• Directions
Pick out all lines with the word "stationed" from the records that follow.

• Material provided
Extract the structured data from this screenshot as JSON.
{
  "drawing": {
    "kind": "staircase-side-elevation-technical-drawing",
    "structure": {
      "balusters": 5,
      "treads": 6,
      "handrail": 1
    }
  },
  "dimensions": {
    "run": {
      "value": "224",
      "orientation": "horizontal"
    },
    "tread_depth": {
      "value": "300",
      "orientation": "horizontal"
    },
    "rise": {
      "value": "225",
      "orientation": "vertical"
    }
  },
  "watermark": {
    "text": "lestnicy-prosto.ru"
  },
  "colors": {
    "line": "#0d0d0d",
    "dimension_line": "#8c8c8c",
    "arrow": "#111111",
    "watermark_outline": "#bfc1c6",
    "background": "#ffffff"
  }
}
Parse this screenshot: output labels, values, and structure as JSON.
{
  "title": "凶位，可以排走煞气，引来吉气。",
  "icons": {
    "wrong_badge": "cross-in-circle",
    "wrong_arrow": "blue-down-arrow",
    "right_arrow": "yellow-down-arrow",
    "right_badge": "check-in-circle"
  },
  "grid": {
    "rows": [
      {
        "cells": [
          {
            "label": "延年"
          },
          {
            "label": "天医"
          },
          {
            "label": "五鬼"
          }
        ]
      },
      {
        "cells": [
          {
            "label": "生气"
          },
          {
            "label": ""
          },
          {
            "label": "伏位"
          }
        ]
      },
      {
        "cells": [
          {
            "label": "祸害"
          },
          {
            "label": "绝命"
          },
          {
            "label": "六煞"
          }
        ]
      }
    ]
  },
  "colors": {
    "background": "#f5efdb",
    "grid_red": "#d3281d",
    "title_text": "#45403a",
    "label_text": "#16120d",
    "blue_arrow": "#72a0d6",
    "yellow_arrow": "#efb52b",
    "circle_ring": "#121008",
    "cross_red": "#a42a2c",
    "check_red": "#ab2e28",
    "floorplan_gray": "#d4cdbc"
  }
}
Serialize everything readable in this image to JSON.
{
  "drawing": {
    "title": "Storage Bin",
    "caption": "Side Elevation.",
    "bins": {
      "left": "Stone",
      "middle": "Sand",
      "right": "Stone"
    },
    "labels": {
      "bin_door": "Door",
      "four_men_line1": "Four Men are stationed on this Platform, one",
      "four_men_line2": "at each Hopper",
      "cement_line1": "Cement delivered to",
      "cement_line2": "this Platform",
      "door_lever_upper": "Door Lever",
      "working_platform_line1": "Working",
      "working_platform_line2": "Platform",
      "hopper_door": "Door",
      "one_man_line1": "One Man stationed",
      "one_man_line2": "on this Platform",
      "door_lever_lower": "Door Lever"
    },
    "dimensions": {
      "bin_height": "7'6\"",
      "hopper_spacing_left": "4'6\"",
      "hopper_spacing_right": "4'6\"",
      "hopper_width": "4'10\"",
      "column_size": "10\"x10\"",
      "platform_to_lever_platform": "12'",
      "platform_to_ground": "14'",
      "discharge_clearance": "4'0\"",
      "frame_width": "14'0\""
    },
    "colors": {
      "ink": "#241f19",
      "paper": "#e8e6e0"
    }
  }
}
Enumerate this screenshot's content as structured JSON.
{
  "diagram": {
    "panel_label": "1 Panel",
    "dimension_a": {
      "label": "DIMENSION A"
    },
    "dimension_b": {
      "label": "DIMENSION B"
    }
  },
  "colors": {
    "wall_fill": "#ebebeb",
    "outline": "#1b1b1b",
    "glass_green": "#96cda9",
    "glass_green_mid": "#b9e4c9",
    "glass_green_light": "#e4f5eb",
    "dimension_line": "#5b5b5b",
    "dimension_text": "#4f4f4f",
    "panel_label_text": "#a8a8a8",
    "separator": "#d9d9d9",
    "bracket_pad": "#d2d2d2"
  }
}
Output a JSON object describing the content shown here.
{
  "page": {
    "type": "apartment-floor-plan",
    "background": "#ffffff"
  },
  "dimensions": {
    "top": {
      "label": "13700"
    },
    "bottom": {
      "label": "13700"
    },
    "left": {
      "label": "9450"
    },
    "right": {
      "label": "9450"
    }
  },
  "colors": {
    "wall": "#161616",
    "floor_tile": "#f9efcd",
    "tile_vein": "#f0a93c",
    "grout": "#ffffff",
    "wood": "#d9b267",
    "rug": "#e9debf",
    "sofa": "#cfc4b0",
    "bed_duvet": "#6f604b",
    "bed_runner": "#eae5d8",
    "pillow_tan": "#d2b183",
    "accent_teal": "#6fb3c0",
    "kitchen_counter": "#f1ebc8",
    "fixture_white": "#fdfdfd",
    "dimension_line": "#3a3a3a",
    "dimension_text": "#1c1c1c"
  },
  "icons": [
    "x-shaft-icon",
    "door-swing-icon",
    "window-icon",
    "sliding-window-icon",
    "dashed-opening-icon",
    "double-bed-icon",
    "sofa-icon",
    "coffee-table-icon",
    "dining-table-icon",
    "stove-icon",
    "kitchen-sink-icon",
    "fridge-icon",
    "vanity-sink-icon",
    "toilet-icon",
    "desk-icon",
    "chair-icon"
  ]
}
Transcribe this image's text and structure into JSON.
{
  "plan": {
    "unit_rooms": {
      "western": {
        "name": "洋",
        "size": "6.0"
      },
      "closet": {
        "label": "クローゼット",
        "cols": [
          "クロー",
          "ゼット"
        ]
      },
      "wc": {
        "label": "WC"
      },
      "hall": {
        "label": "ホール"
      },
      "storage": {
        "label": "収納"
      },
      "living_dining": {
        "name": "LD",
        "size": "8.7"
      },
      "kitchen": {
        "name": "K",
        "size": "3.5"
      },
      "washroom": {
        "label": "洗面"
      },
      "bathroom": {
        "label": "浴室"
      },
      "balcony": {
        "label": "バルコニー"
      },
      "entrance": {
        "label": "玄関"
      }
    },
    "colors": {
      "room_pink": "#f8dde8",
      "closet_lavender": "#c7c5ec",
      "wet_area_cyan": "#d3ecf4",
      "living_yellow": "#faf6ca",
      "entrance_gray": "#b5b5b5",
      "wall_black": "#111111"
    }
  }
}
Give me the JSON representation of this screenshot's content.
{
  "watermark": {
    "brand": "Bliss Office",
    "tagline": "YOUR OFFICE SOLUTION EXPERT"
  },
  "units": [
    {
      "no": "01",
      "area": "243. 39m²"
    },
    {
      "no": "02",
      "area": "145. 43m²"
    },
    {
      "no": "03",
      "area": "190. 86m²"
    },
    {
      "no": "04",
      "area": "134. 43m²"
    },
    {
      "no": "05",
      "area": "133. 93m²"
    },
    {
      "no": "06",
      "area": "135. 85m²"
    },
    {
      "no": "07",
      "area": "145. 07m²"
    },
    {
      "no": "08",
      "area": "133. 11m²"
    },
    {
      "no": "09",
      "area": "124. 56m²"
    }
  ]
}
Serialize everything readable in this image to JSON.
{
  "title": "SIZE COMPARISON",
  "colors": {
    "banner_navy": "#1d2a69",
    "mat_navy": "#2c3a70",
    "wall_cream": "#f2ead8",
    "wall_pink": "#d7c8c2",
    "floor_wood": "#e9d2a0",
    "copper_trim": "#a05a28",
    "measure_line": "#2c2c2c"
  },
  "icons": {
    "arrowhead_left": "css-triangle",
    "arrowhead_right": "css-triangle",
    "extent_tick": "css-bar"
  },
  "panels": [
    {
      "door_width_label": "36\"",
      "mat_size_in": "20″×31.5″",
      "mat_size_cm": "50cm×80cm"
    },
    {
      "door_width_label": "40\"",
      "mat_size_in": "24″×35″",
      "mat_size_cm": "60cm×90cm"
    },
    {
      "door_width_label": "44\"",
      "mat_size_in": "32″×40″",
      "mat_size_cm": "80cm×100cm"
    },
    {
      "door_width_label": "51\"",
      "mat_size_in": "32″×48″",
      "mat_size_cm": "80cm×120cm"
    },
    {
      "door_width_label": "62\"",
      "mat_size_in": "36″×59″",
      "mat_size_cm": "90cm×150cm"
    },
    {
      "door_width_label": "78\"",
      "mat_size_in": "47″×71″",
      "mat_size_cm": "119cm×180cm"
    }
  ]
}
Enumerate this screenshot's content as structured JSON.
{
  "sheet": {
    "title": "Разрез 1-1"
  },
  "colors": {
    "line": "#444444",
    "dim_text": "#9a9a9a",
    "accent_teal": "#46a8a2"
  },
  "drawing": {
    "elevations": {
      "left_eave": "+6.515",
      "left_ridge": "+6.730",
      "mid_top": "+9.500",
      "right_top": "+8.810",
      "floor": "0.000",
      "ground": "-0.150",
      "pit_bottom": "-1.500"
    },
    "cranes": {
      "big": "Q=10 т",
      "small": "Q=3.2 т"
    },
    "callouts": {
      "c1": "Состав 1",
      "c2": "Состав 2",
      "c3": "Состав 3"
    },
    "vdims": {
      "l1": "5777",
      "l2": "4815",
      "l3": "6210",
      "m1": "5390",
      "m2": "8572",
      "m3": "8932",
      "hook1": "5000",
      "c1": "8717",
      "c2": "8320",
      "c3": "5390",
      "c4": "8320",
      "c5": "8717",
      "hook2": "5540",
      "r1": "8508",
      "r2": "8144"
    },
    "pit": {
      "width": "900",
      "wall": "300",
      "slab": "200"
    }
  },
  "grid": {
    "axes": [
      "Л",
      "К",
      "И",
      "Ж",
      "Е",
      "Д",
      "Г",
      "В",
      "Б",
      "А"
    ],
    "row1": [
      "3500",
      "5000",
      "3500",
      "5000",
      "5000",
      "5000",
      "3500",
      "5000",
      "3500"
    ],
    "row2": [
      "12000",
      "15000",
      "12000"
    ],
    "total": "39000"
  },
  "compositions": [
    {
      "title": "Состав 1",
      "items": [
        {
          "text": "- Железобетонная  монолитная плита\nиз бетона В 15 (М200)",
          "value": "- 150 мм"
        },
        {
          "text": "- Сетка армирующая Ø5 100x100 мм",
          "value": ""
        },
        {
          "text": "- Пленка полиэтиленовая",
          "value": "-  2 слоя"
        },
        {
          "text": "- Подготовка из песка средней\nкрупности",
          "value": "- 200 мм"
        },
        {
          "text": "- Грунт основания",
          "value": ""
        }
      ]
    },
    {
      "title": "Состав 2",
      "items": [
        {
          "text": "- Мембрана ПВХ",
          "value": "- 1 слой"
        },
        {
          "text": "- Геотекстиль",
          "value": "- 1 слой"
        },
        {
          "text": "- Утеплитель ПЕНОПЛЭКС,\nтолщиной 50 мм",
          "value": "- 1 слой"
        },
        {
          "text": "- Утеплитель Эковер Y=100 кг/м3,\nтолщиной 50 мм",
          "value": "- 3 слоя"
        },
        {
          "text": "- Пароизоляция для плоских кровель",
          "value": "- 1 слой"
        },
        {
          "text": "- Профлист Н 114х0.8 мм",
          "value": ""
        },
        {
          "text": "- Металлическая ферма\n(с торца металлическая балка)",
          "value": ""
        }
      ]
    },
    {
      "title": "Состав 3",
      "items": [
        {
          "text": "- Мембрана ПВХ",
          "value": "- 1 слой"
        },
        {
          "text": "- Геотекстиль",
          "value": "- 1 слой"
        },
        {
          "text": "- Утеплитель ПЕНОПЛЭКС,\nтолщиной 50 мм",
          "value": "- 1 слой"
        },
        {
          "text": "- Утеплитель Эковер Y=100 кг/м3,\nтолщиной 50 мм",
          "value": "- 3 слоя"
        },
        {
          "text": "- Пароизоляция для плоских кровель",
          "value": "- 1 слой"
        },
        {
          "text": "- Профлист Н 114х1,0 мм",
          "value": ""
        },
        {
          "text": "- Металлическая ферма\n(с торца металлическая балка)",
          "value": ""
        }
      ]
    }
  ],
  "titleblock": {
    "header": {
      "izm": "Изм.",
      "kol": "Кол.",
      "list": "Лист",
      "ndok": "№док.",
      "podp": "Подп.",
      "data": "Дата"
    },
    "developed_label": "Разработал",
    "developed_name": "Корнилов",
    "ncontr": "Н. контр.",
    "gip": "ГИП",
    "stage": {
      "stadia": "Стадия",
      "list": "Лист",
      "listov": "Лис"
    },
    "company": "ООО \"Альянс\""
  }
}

• Expected output
      "four_men_line1": "Four Men are stationed on this Platform, one",
      "one_man_line1": "One Man stationed",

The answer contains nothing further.